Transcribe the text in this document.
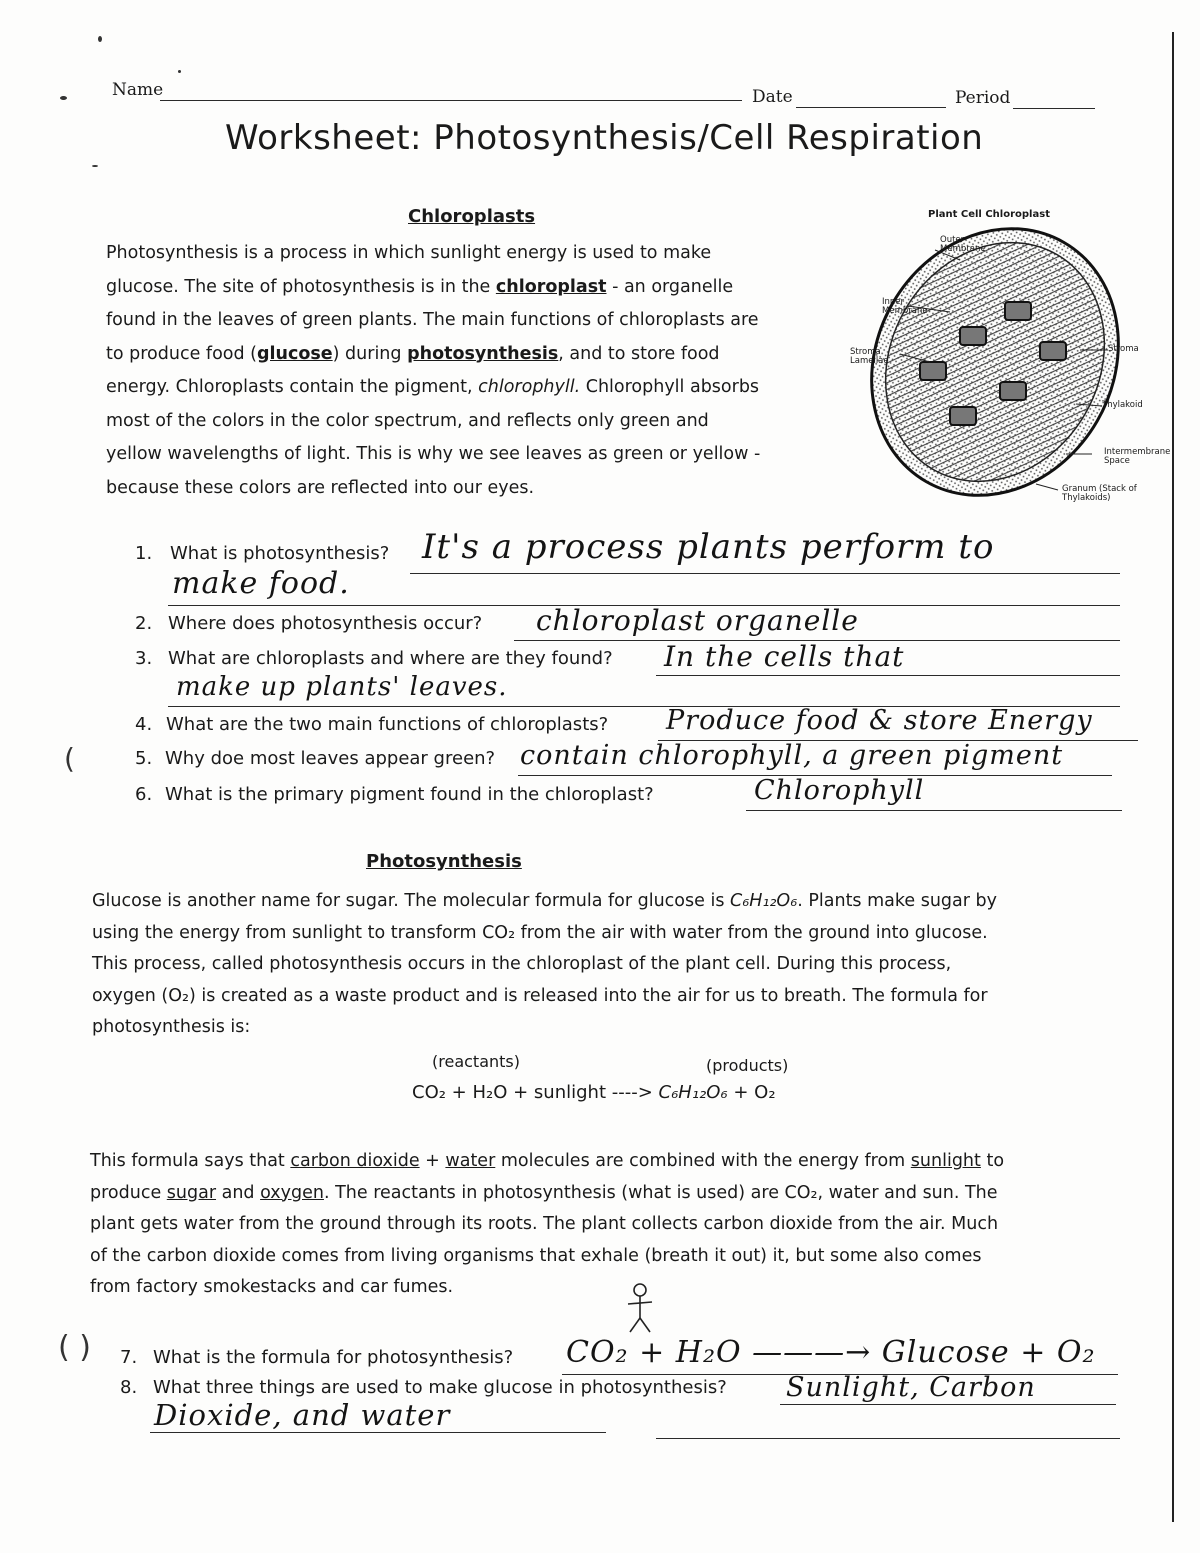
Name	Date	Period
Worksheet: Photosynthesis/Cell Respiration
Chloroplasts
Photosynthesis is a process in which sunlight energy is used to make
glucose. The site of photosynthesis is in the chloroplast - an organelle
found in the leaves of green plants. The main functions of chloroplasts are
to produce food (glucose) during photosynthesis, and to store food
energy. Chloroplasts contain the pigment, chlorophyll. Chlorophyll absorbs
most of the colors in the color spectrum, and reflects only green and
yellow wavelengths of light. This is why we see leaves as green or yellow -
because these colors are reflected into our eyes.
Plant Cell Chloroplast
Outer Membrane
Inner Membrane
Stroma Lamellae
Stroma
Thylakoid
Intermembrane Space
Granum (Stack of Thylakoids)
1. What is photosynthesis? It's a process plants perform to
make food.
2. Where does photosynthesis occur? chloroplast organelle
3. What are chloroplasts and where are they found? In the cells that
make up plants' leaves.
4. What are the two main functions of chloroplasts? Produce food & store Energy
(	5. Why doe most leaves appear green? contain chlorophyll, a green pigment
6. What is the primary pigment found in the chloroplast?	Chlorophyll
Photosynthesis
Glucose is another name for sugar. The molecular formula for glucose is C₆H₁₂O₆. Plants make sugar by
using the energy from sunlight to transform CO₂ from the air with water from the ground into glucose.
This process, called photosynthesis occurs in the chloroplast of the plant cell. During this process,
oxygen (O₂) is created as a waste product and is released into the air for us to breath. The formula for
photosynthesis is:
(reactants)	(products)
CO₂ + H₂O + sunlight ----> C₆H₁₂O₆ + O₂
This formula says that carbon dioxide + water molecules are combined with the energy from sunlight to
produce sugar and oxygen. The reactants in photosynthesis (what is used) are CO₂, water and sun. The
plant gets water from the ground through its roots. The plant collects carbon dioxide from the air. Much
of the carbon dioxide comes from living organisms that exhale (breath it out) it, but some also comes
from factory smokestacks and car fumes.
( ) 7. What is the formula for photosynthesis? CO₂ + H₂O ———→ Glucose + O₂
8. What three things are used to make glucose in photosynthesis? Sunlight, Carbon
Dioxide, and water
※
> _TO DO_:
Print the listing word for word, but omit the pictures.

> _RESULT OF THE EXERCISE_:
Transcribe the text in this document.
Name	Date	Period
Worksheet: Photosynthesis/Cell Respiration
Chloroplasts
Photosynthesis is a process in which sunlight energy is used to make
glucose. The site of photosynthesis is in the chloroplast - an organelle
found in the leaves of green plants. The main functions of chloroplasts are
to produce food (glucose) during photosynthesis, and to store food
energy. Chloroplasts contain the pigment, chlorophyll. Chlorophyll absorbs
most of the colors in the color spectrum, and reflects only green and
yellow wavelengths of light. This is why we see leaves as green or yellow -
because these colors are reflected into our eyes.
Plant Cell Chloroplast
Outer Membrane
Inner Membrane
Stroma Lamellae
Stroma
Thylakoid
Intermembrane Space
Granum (Stack of Thylakoids)
1. What is photosynthesis? It's a process plants perform to
make food.
2. Where does photosynthesis occur? chloroplast organelle
3. What are chloroplasts and where are they found? In the cells that
make up plants' leaves.
4. What are the two main functions of chloroplasts? Produce food & store Energy
(	5. Why doe most leaves appear green? contain chlorophyll, a green pigment
6. What is the primary pigment found in the chloroplast?	Chlorophyll
Photosynthesis
Glucose is another name for sugar. The molecular formula for glucose is C₆H₁₂O₆. Plants make sugar by
using the energy from sunlight to transform CO₂ from the air with water from the ground into glucose.
This process, called photosynthesis occurs in the chloroplast of the plant cell. During this process,
oxygen (O₂) is created as a waste product and is released into the air for us to breath. The formula for
photosynthesis is:
(reactants)	(products)
CO₂ + H₂O + sunlight ----> C₆H₁₂O₆ + O₂
This formula says that carbon dioxide + water molecules are combined with the energy from sunlight to
produce sugar and oxygen. The reactants in photosynthesis (what is used) are CO₂, water and sun. The
plant gets water from the ground through its roots. The plant collects carbon dioxide from the air. Much
of the carbon dioxide comes from living organisms that exhale (breath it out) it, but some also comes
from factory smokestacks and car fumes.
( ) 7. What is the formula for photosynthesis? CO₂ + H₂O ———→ Glucose + O₂
8. What three things are used to make glucose in photosynthesis? Sunlight, Carbon
Dioxide, and water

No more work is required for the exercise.